[Chart and figure data]
• • • • •
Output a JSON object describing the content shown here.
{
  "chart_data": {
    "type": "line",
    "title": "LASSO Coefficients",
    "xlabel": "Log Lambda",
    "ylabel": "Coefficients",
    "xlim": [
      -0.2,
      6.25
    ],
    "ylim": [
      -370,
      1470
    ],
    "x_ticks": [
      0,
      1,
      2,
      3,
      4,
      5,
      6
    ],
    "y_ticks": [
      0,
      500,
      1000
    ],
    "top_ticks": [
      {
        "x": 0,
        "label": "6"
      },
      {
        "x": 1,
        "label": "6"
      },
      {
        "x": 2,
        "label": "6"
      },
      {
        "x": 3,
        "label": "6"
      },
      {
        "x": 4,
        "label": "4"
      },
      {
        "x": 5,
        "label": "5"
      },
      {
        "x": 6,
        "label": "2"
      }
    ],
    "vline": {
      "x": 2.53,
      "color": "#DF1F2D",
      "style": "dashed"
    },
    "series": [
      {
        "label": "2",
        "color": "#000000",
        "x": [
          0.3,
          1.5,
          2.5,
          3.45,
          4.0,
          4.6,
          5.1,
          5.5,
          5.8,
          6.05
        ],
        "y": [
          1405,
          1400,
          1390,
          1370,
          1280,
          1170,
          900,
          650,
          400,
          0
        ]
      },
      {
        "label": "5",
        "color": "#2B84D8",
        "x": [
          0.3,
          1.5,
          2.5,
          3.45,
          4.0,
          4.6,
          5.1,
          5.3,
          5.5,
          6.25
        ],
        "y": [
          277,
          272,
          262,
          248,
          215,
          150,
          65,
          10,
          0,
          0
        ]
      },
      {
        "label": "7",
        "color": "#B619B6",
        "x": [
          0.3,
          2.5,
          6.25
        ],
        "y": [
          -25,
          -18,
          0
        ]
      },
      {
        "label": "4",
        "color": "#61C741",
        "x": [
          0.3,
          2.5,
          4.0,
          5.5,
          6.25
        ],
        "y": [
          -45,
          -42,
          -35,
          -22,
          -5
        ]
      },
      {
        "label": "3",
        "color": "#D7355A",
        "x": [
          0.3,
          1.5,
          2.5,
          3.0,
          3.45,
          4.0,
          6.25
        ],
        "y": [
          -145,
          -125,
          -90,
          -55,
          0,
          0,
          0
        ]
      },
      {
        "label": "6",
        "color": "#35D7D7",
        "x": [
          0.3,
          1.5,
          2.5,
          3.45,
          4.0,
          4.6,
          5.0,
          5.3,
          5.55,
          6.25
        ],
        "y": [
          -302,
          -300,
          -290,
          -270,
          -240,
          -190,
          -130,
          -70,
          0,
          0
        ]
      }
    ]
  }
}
• • • • •
**The task**
Retype the whole listing, matching it exactly.

**Task response**
Output a JSON object describing the content shown here.
{
  "chart_data": {
    "type": "line",
    "title": "LASSO Coefficients",
    "xlabel": "Log Lambda",
    "ylabel": "Coefficients",
    "xlim": [
      -0.2,
      6.25
    ],
    "ylim": [
      -370,
      1470
    ],
    "x_ticks": [
      0,
      1,
      2,
      3,
      4,
      5,
      6
    ],
    "y_ticks": [
      0,
      500,
      1000
    ],
    "top_ticks": [
      {
        "x": 0,
        "label": "6"
      },
      {
        "x": 1,
        "label": "6"
      },
      {
        "x": 2,
        "label": "6"
      },
      {
        "x": 3,
        "label": "6"
      },
      {
        "x": 4,
        "label": "4"
      },
      {
        "x": 5,
        "label": "5"
      },
      {
        "x": 6,
        "label": "2"
      }
    ],
    "vline": {
      "x": 2.53,
      "color": "#DF1F2D",
      "style": "dashed"
    },
    "series": [
      {
        "label": "2",
        "color": "#000000",
        "x": [
          0.3,
          1.5,
          2.5,
          3.45,
          4.0,
          4.6,
          5.1,
          5.5,
          5.8,
          6.05
        ],
        "y": [
          1405,
          1400,
          1390,
          1370,
          1280,
          1170,
          900,
          650,
          400,
          0
        ]
      },
      {
        "label": "5",
        "color": "#2B84D8",
        "x": [
          0.3,
          1.5,
          2.5,
          3.45,
          4.0,
          4.6,
          5.1,
          5.3,
          5.5,
          6.25
        ],
        "y": [
          277,
          272,
          262,
          248,
          215,
          150,
          65,
          10,
          0,
          0
        ]
      },
      {
        "label": "7",
        "color": "#B619B6",
        "x": [
          0.3,
          2.5,
          6.25
        ],
        "y": [
          -25,
          -18,
          0
        ]
      },
      {
        "label": "4",
        "color": "#61C741",
        "x": [
          0.3,
          2.5,
          4.0,
          5.5,
          6.25
        ],
        "y": [
          -45,
          -42,
          -35,
          -22,
          -5
        ]
      },
      {
        "label": "3",
        "color": "#D7355A",
        "x": [
          0.3,
          1.5,
          2.5,
          3.0,
          3.45,
          4.0,
          6.25
        ],
        "y": [
          -145,
          -125,
          -90,
          -55,
          0,
          0,
          0
        ]
      },
      {
        "label": "6",
        "color": "#35D7D7",
        "x": [
          0.3,
          1.5,
          2.5,
          3.45,
          4.0,
          4.6,
          5.0,
          5.3,
          5.55,
          6.25
        ],
        "y": [
          -302,
          -300,
          -290,
          -270,
          -240,
          -190,
          -130,
          -70,
          0,
          0
        ]
      }
    ]
  }
}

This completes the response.